**Instructions to follow:** What lines of the data hold the string "distillation"? Pull each one out.

**Data lines:**

────────────────────────────────────────

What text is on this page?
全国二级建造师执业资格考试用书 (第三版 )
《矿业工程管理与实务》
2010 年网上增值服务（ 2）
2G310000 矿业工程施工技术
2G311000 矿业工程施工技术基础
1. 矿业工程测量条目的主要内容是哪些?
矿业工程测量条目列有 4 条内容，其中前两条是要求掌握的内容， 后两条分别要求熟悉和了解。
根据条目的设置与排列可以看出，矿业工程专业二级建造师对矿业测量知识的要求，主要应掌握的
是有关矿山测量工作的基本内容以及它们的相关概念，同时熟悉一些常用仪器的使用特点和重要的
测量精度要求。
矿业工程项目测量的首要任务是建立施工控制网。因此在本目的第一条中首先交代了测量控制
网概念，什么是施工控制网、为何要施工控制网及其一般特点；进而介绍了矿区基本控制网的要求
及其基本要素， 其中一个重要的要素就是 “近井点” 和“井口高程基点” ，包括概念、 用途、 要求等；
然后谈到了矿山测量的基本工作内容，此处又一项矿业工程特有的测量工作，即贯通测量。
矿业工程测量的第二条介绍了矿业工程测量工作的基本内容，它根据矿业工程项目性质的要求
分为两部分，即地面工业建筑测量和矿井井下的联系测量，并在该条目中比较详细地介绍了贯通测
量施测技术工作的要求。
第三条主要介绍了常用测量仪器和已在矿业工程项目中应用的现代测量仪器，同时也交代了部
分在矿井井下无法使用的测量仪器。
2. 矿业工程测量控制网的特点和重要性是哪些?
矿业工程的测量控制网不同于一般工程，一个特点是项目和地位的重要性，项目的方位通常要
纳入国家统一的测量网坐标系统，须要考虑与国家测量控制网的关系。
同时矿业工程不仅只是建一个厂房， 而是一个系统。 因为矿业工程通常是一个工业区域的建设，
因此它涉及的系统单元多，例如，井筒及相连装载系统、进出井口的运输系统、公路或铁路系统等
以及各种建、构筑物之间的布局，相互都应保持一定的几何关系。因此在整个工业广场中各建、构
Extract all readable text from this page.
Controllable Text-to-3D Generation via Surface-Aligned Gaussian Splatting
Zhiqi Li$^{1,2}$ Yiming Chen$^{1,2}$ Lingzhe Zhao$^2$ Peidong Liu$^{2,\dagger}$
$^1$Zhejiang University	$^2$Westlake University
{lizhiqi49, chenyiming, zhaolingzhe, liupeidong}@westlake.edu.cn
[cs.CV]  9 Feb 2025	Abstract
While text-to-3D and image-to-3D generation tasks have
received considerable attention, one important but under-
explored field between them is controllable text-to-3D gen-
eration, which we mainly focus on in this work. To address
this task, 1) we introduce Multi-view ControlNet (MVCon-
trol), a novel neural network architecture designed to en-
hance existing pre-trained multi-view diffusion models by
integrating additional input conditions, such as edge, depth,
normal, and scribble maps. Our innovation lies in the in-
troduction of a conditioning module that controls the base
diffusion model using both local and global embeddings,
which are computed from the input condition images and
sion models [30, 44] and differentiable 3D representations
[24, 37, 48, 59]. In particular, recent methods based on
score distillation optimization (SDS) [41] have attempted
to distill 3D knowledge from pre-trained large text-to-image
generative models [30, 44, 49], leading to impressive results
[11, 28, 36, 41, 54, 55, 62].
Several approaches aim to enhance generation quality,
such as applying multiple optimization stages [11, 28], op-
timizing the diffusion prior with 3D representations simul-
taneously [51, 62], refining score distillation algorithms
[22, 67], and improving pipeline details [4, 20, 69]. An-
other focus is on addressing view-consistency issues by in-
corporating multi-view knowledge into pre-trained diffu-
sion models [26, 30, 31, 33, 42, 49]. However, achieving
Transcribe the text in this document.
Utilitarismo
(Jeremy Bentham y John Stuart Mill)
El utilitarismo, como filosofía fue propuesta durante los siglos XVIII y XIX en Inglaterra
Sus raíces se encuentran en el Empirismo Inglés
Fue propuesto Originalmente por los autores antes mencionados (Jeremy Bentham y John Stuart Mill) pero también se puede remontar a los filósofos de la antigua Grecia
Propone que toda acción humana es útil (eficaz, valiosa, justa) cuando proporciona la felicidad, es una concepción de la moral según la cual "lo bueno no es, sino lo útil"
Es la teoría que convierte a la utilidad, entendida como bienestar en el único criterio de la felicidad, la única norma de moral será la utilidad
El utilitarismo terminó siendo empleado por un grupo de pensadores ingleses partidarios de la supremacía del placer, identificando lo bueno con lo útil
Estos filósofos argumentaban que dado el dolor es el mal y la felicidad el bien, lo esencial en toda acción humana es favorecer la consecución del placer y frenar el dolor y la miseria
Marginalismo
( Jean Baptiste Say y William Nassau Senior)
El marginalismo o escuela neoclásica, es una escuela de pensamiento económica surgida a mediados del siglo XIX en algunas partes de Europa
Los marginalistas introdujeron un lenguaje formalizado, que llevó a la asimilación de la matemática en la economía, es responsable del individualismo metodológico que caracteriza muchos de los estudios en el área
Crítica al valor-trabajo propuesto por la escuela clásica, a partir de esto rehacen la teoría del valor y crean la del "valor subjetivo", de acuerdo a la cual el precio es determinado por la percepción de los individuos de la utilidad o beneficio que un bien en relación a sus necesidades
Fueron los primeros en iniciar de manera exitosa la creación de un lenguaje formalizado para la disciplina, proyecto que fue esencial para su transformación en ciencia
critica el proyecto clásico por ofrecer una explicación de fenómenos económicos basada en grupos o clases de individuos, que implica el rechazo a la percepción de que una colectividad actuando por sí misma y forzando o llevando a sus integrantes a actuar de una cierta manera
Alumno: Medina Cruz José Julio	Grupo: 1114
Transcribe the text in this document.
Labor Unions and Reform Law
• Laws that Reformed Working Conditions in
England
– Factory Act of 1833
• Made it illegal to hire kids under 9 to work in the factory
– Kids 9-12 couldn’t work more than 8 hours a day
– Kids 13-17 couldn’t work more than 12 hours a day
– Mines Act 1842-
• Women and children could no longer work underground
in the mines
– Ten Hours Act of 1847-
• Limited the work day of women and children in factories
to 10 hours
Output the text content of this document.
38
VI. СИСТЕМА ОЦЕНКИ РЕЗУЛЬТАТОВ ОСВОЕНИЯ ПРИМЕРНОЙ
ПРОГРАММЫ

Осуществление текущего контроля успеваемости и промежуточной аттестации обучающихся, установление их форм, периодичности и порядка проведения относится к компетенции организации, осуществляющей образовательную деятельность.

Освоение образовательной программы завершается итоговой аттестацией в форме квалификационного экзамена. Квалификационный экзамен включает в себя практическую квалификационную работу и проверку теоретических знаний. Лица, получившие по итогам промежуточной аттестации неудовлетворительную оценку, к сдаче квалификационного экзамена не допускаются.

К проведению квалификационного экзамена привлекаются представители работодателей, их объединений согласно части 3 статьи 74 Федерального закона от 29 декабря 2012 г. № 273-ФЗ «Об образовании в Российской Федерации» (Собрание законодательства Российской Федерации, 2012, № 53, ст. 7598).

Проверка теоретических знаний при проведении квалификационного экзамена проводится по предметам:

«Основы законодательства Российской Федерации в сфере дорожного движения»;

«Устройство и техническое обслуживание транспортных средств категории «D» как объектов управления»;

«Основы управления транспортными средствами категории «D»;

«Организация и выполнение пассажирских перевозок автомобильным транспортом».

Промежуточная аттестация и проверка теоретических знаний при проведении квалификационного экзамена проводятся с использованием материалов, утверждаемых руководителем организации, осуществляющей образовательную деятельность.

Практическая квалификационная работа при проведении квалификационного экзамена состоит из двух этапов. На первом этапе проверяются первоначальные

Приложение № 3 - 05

────────────────────────────────────────

**Answer to this exercise:**
score distillation optimization (SDS) [41] have attempted
taneously [51, 62], refining score distillation algorithms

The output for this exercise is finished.